[Box coordinate lists]
* * *

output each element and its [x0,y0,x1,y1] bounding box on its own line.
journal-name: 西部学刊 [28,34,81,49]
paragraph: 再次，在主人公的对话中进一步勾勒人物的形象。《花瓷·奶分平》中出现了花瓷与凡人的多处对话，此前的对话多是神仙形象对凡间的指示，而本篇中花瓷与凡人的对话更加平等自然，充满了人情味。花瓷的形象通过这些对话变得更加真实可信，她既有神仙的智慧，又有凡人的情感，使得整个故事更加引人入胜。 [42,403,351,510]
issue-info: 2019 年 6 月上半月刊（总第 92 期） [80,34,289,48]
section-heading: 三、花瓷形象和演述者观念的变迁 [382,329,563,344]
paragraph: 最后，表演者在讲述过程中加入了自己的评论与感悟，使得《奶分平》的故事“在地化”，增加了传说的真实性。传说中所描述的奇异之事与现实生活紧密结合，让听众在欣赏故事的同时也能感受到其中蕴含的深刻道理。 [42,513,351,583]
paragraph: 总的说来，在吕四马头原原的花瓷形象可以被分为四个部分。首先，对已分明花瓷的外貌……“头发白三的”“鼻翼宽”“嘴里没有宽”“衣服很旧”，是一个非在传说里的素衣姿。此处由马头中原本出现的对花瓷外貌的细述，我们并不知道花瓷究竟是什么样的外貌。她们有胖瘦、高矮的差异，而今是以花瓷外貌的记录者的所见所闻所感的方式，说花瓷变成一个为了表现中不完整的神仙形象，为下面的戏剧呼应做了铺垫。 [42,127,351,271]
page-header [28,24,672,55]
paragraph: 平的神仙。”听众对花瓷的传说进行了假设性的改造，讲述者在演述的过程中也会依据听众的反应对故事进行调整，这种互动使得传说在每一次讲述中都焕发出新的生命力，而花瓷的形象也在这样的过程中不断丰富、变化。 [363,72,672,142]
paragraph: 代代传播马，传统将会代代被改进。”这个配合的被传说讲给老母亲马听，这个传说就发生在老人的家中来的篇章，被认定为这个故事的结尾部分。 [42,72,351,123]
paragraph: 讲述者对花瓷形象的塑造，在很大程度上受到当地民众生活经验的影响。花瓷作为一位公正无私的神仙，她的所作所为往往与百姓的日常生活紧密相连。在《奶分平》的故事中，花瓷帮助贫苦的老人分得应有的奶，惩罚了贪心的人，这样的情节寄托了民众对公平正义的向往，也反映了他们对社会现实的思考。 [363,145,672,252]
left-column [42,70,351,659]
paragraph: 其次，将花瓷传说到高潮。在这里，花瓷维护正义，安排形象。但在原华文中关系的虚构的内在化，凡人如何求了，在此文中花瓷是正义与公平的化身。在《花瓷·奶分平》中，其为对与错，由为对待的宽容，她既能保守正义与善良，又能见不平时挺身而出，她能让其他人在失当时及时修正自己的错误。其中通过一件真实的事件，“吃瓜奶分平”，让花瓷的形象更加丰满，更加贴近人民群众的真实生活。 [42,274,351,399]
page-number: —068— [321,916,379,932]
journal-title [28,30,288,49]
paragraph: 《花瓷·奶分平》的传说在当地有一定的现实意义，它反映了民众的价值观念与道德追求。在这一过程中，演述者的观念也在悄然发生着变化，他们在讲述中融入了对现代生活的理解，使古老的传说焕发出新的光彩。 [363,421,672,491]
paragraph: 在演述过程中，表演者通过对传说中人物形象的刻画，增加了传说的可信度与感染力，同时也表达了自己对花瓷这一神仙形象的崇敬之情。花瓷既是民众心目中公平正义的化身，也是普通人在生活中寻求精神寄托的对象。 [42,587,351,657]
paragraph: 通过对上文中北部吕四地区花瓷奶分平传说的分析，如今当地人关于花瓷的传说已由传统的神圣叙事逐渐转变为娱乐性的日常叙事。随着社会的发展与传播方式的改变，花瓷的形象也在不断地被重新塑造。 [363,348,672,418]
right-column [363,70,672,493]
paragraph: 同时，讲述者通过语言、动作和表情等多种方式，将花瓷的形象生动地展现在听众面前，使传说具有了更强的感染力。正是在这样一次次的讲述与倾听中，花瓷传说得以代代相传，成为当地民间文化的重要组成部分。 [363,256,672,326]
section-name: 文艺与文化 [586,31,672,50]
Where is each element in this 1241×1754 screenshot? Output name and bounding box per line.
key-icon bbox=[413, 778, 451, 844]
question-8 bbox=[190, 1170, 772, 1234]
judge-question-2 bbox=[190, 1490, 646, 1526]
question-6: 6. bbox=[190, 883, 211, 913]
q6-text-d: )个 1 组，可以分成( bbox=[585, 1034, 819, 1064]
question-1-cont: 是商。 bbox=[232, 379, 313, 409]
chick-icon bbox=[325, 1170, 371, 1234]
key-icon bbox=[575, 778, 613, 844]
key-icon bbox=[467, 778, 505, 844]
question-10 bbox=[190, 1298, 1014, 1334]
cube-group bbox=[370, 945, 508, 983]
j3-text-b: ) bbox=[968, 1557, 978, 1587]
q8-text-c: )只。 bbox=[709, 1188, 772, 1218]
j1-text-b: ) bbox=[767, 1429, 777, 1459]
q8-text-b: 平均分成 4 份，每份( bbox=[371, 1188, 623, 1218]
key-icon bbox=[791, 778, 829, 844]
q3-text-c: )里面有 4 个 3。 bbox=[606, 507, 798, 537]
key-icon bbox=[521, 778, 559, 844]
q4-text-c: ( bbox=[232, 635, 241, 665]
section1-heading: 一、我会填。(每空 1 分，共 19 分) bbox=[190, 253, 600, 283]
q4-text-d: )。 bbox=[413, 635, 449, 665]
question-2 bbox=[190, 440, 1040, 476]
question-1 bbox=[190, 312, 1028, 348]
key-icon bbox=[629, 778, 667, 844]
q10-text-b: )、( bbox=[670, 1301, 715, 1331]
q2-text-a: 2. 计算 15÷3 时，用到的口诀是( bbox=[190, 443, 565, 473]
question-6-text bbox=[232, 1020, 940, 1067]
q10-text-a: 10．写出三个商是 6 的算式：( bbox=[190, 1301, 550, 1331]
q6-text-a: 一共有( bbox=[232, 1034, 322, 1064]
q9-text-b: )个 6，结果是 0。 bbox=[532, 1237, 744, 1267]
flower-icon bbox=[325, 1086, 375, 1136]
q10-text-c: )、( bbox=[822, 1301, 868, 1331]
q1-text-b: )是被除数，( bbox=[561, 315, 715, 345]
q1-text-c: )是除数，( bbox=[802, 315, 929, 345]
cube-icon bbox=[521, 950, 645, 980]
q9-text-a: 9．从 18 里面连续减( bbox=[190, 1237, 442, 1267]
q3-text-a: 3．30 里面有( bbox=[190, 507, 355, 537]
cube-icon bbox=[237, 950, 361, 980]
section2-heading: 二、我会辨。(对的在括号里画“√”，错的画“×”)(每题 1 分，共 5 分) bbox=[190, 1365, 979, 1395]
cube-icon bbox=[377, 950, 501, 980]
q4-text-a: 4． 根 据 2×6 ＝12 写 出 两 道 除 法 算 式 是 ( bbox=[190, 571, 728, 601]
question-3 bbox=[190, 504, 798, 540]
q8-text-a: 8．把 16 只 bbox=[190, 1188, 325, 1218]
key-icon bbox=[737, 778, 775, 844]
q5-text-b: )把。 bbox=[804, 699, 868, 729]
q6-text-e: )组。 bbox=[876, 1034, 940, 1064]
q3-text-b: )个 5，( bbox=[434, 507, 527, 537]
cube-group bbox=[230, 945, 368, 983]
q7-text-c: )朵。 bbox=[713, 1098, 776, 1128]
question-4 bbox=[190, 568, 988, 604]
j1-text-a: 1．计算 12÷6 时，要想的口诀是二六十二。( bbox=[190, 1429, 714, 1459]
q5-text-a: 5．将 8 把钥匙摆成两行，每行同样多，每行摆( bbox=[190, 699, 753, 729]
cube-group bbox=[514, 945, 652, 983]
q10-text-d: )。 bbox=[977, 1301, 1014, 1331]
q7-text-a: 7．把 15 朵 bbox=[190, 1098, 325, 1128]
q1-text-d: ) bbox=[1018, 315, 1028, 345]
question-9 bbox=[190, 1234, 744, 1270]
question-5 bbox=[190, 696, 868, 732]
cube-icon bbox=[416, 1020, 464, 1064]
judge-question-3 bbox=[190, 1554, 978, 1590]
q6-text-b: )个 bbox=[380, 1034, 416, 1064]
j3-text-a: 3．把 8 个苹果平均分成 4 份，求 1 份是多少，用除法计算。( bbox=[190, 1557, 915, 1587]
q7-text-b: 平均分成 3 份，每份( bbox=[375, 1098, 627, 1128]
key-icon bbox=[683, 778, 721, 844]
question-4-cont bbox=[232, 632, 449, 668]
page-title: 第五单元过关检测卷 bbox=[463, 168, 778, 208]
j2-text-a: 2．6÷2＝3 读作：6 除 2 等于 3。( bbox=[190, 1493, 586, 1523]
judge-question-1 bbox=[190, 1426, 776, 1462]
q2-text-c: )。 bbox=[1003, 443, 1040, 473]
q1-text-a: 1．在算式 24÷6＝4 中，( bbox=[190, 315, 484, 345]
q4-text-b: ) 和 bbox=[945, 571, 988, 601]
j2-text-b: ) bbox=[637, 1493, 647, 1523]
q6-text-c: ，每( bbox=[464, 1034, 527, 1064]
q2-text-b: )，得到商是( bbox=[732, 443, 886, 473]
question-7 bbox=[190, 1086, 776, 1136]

* * *

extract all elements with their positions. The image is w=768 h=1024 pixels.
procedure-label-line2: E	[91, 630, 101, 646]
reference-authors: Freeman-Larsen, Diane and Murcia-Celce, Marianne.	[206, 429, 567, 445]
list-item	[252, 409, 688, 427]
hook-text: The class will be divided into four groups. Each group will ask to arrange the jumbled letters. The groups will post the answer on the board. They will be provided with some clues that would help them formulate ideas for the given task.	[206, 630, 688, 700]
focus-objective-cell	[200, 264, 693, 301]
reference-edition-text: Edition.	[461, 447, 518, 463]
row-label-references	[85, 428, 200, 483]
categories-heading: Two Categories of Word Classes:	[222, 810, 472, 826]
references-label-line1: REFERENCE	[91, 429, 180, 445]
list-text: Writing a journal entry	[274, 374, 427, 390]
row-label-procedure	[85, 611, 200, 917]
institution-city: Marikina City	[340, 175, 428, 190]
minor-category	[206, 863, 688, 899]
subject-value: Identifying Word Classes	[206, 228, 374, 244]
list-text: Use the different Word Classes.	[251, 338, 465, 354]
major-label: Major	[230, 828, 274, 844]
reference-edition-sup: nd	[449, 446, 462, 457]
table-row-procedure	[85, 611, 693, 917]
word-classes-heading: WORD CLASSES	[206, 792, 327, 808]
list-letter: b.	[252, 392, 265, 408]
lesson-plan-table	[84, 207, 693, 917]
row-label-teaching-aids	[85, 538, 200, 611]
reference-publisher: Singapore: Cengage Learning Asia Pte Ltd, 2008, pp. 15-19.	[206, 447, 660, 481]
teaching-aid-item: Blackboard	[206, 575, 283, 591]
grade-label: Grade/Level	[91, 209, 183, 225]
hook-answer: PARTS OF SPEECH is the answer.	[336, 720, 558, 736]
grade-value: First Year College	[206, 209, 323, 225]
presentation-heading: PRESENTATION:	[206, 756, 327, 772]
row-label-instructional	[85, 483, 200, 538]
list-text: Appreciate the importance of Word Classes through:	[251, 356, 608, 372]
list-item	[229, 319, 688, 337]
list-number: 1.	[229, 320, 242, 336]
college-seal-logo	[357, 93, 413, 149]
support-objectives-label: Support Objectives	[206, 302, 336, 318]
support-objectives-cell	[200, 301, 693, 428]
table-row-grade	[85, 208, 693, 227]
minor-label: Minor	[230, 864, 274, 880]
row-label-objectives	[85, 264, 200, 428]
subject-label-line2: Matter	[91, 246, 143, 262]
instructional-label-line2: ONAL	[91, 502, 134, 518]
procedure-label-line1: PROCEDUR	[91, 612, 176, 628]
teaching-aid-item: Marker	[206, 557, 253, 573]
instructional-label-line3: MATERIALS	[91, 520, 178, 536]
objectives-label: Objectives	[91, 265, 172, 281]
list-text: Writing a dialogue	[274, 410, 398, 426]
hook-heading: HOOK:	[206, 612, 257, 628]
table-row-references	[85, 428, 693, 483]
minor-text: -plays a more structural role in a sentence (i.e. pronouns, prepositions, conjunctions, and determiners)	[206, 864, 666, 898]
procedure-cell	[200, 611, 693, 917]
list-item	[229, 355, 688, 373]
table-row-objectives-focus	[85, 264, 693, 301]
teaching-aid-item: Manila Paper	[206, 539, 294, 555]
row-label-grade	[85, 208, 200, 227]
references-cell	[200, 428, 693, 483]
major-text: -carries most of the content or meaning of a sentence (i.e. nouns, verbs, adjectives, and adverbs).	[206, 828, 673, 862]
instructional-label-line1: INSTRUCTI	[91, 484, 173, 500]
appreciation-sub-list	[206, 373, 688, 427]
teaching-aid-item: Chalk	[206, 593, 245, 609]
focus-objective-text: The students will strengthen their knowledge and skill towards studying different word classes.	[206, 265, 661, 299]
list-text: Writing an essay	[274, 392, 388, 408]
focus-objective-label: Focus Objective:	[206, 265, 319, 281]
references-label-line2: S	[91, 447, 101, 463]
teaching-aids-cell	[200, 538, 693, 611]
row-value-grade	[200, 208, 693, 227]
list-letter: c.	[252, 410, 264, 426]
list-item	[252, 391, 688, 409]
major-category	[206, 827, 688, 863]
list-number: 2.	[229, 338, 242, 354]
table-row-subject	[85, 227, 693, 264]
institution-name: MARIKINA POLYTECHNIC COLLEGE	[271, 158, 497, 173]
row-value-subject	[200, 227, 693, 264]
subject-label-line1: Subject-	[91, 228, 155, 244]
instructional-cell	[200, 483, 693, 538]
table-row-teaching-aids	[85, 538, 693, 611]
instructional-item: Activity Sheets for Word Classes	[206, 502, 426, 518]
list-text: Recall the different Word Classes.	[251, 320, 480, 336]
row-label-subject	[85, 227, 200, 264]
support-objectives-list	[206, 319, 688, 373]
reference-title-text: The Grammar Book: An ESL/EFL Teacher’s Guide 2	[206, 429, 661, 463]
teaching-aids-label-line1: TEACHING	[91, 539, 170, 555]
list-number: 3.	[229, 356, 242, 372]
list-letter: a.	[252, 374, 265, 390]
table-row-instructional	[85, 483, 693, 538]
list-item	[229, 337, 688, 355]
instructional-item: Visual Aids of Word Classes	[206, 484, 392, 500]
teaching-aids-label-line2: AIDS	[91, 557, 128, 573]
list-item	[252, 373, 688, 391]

* * *

## EXERCISE REQUIREMENTS
Rewrite the lines from the one containing "output each element" to the one containing "issue-info: 2019 年" as a JSON list of strings, with one string for each line and any blank lines omitted.

## OUTPUT BELOW
[
  "output each element and its [x0,y0,x1,y1] bounding box on its own line.",
  "journal-name: 西部学刊 [28,34,81,49]",
  "paragraph: 再次，在主人公的对话中进一步勾勒人物的形象。《花瓷·奶分平》中出现了花瓷与凡人的多处对话，此前的对话多是神仙形象对凡间的指示，而本篇中花瓷与凡人的对话更加平等自然，充满了人情味。花瓷的形象通过这些对话变得更加真实可信，她既有神仙的智慧，又有凡人的情感，使得整个故事更加引人入胜。 [42,403,351,510]",
  "issue-info: 2019 年 6 月上半月刊（总第 92 期） [80,34,289,48]"
]